Requirement
Track down each line that has the word "иным" and copy it.

### Record list

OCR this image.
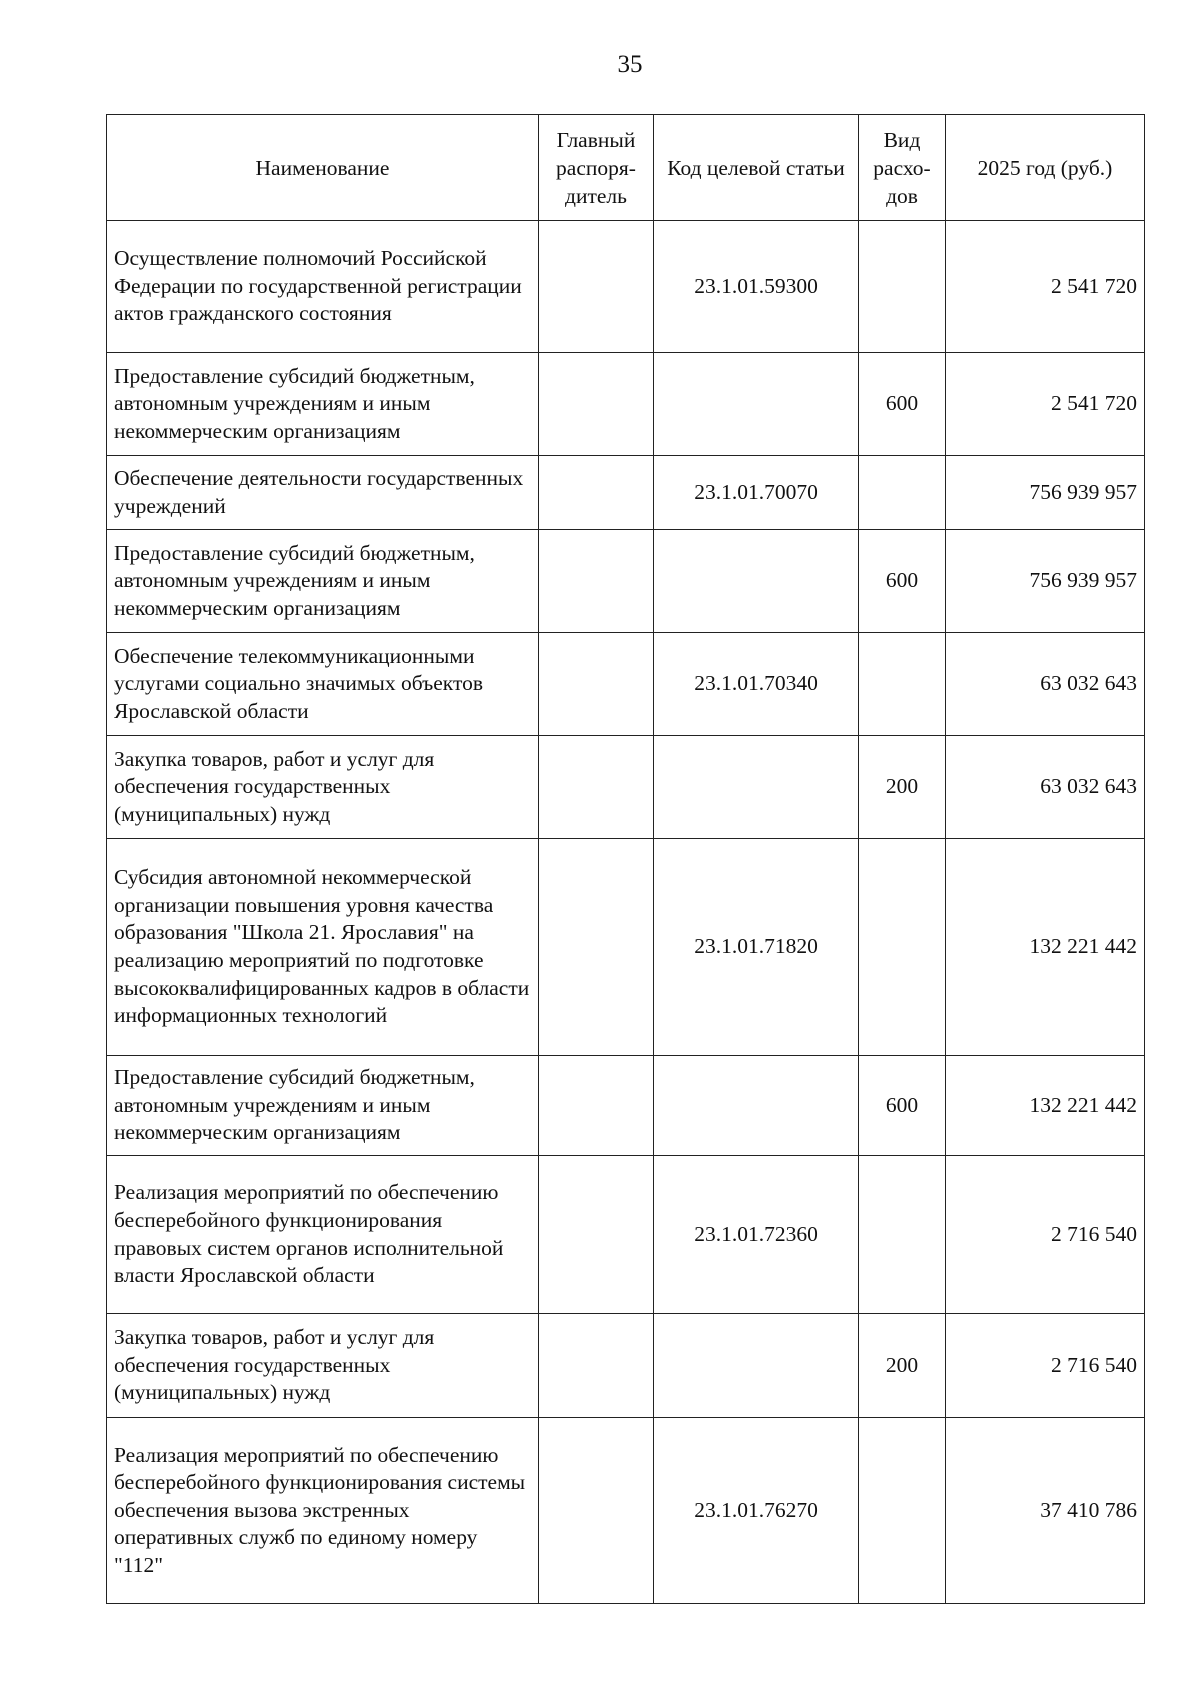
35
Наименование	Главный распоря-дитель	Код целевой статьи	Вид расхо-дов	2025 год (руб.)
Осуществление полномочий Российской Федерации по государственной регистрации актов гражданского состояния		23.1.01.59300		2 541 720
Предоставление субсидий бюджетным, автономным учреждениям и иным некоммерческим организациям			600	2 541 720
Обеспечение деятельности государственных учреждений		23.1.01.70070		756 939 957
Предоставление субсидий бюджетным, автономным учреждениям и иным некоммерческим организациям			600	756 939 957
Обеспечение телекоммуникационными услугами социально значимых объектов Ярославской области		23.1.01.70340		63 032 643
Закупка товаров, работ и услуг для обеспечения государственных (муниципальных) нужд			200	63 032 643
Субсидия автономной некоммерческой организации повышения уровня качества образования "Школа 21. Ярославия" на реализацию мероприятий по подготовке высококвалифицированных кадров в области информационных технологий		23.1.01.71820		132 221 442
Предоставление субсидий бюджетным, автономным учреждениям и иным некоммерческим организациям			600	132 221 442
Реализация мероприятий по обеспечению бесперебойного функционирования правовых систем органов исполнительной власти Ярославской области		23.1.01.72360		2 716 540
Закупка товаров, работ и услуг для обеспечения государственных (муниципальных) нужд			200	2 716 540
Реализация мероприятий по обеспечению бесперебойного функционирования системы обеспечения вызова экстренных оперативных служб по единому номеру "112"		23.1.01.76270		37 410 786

######
### Record list

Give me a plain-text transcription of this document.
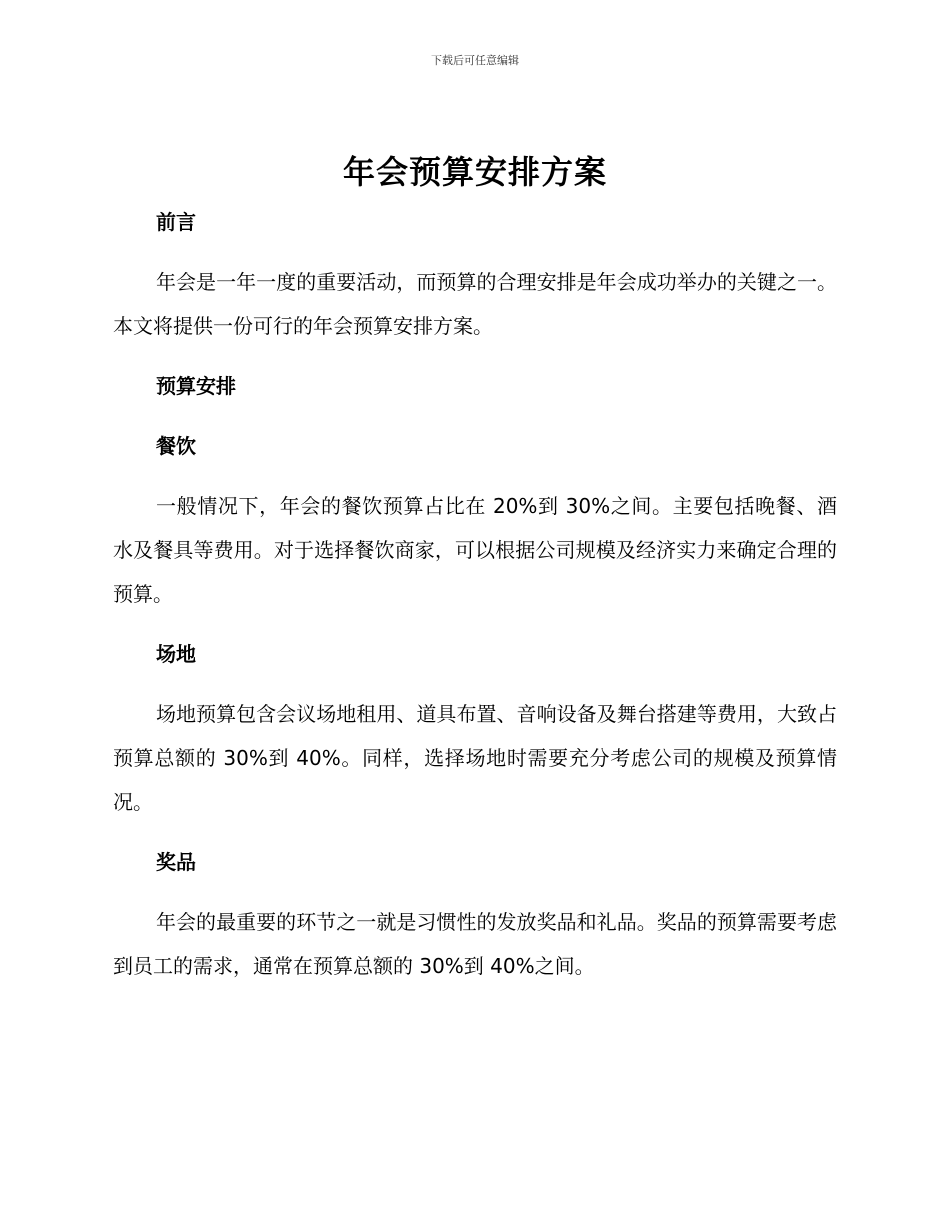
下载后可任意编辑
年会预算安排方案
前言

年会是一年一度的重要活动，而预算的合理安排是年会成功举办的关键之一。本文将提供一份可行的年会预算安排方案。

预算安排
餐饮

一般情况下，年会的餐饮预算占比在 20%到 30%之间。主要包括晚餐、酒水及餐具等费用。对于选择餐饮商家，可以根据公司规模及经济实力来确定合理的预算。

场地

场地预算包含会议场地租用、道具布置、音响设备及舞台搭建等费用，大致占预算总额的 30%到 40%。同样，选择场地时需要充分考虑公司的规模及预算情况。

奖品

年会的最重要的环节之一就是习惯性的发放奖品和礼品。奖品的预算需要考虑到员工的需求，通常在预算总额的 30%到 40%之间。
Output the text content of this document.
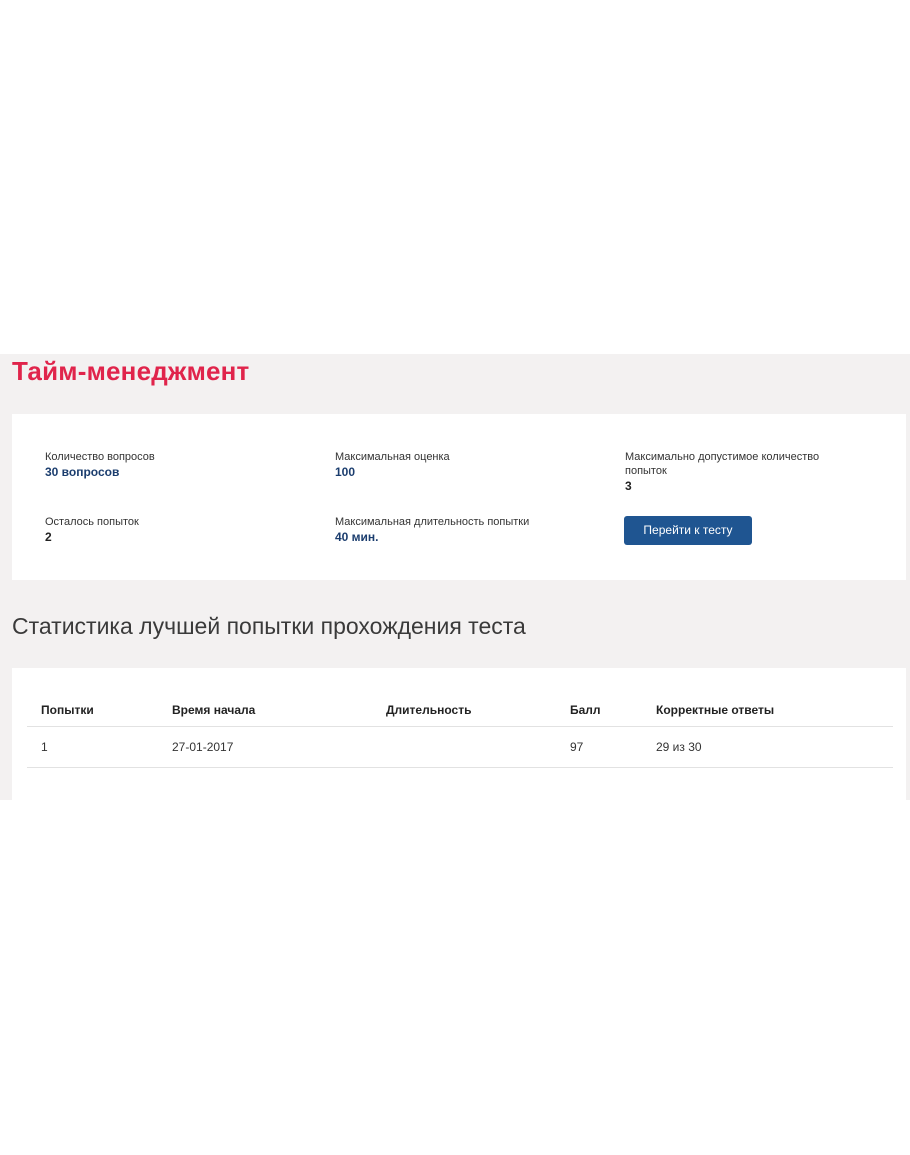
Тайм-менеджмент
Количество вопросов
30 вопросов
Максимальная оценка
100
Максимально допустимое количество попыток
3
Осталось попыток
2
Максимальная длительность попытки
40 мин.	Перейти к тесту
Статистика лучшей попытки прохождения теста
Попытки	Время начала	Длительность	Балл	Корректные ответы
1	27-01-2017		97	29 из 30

######

Response to the exercise
Предоставление субсидий бюджетным, автономным учреждениям и иным некоммерческим организациям			600	2 541 720
Предоставление субсидий бюджетным, автономным учреждениям и иным некоммерческим организациям			600	756 939 957
Предоставление субсидий бюджетным, автономным учреждениям и иным некоммерческим организациям			600	132 221 442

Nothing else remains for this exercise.